Collection entries:
---*---

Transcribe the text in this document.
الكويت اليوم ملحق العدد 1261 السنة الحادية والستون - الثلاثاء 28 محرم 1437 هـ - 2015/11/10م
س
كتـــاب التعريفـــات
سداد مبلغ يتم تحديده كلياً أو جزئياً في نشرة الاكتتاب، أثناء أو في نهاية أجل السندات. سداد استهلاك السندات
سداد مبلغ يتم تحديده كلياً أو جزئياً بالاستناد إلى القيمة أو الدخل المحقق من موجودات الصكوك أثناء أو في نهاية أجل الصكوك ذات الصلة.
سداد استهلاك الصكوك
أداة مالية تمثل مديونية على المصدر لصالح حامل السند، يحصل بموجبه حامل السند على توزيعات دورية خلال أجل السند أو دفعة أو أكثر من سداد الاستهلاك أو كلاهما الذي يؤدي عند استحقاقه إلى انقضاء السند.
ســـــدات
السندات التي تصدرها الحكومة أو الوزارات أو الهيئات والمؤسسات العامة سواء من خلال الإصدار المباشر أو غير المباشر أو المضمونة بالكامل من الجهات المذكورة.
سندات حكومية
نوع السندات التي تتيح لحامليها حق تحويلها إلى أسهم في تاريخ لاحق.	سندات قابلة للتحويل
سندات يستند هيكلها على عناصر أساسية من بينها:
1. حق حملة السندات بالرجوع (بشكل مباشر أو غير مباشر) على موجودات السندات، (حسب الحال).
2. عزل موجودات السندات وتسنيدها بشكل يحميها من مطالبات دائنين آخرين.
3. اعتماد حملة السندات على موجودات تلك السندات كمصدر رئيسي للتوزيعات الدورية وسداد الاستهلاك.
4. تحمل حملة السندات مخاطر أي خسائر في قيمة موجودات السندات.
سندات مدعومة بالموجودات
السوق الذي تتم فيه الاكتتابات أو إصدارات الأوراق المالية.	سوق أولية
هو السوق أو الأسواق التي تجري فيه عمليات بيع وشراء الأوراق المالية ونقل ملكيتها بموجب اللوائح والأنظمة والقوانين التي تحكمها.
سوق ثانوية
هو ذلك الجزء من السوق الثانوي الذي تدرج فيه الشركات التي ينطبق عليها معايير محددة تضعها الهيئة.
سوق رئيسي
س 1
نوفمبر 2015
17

---*---

Write out the records above again, keeping each one identical to the original.

» **ANSWER TO THIS EXERCISE**
Transcribe the text in this document.
الكويت اليوم ملحق العدد 1261 السنة الحادية والستون - الثلاثاء 28 محرم 1437 هـ - 2015/11/10م
س
كتـــاب التعريفـــات
سداد مبلغ يتم تحديده كلياً أو جزئياً في نشرة الاكتتاب، أثناء أو في نهاية أجل السندات. سداد استهلاك السندات
سداد مبلغ يتم تحديده كلياً أو جزئياً بالاستناد إلى القيمة أو الدخل المحقق من موجودات الصكوك أثناء أو في نهاية أجل الصكوك ذات الصلة.
سداد استهلاك الصكوك
أداة مالية تمثل مديونية على المصدر لصالح حامل السند، يحصل بموجبه حامل السند على توزيعات دورية خلال أجل السند أو دفعة أو أكثر من سداد الاستهلاك أو كلاهما الذي يؤدي عند استحقاقه إلى انقضاء السند.
ســـــدات
السندات التي تصدرها الحكومة أو الوزارات أو الهيئات والمؤسسات العامة سواء من خلال الإصدار المباشر أو غير المباشر أو المضمونة بالكامل من الجهات المذكورة.
سندات حكومية
نوع السندات التي تتيح لحامليها حق تحويلها إلى أسهم في تاريخ لاحق.	سندات قابلة للتحويل
سندات يستند هيكلها على عناصر أساسية من بينها:
1. حق حملة السندات بالرجوع (بشكل مباشر أو غير مباشر) على موجودات السندات، (حسب الحال).
2. عزل موجودات السندات وتسنيدها بشكل يحميها من مطالبات دائنين آخرين.
3. اعتماد حملة السندات على موجودات تلك السندات كمصدر رئيسي للتوزيعات الدورية وسداد الاستهلاك.
4. تحمل حملة السندات مخاطر أي خسائر في قيمة موجودات السندات.
سندات مدعومة بالموجودات
السوق الذي تتم فيه الاكتتابات أو إصدارات الأوراق المالية.	سوق أولية
هو السوق أو الأسواق التي تجري فيه عمليات بيع وشراء الأوراق المالية ونقل ملكيتها بموجب اللوائح والأنظمة والقوانين التي تحكمها.
سوق ثانوية
هو ذلك الجزء من السوق الثانوي الذي تدرج فيه الشركات التي ينطبق عليها معايير محددة تضعها الهيئة.
سوق رئيسي
س 1
نوفمبر 2015
17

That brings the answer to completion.